Dataset entries:
= = = = = = =

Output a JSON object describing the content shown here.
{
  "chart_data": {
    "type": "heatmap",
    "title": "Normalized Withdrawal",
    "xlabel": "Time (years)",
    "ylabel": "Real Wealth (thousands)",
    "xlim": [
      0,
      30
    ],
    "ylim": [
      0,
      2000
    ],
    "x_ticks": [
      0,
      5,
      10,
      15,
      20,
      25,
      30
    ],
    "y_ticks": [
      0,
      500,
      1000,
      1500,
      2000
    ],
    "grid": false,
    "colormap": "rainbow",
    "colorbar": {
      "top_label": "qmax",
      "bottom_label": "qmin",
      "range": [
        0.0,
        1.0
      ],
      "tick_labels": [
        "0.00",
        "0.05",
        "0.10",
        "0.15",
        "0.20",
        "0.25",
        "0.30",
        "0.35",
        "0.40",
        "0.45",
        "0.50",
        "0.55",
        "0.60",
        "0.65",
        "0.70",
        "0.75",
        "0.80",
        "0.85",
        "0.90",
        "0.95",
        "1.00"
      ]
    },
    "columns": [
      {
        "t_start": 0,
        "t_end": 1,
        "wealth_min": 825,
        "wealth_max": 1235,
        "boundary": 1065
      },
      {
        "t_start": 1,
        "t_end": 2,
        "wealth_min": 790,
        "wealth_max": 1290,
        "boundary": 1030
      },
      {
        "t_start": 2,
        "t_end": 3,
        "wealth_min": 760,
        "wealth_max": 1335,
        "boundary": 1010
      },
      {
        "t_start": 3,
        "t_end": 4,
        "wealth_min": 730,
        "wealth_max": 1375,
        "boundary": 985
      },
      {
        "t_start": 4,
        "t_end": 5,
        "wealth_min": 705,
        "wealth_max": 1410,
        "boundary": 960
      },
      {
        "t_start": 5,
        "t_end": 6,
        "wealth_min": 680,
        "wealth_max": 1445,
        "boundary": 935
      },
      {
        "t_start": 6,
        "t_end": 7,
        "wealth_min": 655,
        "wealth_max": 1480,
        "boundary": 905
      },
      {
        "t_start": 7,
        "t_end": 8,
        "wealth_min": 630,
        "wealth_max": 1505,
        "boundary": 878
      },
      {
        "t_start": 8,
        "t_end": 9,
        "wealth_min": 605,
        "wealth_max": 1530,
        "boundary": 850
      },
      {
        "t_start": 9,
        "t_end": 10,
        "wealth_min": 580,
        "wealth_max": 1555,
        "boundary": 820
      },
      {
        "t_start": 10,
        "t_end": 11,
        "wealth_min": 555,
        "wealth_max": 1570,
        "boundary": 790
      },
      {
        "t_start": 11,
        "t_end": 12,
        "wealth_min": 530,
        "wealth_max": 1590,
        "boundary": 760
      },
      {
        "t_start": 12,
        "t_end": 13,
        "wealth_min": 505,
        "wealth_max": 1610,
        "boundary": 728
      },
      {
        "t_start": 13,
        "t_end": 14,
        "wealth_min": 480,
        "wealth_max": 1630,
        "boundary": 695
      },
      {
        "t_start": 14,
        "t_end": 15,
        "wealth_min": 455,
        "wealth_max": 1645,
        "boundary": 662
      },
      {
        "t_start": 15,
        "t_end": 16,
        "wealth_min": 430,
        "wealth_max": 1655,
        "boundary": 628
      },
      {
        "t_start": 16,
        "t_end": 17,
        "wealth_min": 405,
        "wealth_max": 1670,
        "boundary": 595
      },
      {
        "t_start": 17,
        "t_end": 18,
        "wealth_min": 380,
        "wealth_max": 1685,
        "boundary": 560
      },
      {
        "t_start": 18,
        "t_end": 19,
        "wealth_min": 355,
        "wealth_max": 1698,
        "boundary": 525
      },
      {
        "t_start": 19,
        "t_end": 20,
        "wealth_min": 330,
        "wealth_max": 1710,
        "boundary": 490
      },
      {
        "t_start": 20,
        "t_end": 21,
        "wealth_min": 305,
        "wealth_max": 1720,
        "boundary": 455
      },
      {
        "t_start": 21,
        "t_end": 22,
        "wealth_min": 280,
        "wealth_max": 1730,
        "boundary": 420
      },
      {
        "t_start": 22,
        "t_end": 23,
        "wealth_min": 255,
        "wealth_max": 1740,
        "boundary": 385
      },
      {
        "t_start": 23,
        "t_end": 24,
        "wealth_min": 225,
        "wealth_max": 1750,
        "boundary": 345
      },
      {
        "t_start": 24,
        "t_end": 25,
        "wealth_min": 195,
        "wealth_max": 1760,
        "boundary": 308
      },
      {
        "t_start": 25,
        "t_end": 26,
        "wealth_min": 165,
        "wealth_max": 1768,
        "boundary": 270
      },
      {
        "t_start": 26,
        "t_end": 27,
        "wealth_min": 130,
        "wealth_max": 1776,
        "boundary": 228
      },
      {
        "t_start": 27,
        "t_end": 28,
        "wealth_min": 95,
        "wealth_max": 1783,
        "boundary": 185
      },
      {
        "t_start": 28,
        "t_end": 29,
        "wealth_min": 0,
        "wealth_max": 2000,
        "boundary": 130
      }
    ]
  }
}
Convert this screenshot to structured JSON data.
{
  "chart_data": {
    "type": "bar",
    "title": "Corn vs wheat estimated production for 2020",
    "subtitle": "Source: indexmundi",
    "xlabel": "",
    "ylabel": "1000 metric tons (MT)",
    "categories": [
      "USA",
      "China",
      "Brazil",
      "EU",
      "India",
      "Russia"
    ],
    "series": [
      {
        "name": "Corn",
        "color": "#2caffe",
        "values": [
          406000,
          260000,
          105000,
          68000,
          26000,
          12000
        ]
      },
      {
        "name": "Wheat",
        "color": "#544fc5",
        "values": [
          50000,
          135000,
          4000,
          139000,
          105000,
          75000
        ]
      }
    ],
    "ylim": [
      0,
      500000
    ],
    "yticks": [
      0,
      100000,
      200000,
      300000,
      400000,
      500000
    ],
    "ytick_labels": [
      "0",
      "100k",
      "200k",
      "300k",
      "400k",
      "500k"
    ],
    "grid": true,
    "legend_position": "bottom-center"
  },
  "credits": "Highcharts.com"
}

= = = = = = =

▸ Request
Retype, exactly and only, the lines running from the one with "Convert this screenshot" through the final line of the listing above.

▸ Task solution
Convert this screenshot to structured JSON data.
{
  "chart_data": {
    "type": "bar",
    "title": "Corn vs wheat estimated production for 2020",
    "subtitle": "Source: indexmundi",
    "xlabel": "",
    "ylabel": "1000 metric tons (MT)",
    "categories": [
      "USA",
      "China",
      "Brazil",
      "EU",
      "India",
      "Russia"
    ],
    "series": [
      {
        "name": "Corn",
        "color": "#2caffe",
        "values": [
          406000,
          260000,
          105000,
          68000,
          26000,
          12000
        ]
      },
      {
        "name": "Wheat",
        "color": "#544fc5",
        "values": [
          50000,
          135000,
          4000,
          139000,
          105000,
          75000
        ]
      }
    ],
    "ylim": [
      0,
      500000
    ],
    "yticks": [
      0,
      100000,
      200000,
      300000,
      400000,
      500000
    ],
    "ytick_labels": [
      "0",
      "100k",
      "200k",
      "300k",
      "400k",
      "500k"
    ],
    "grid": true,
    "legend_position": "bottom-center"
  },
  "credits": "Highcharts.com"
}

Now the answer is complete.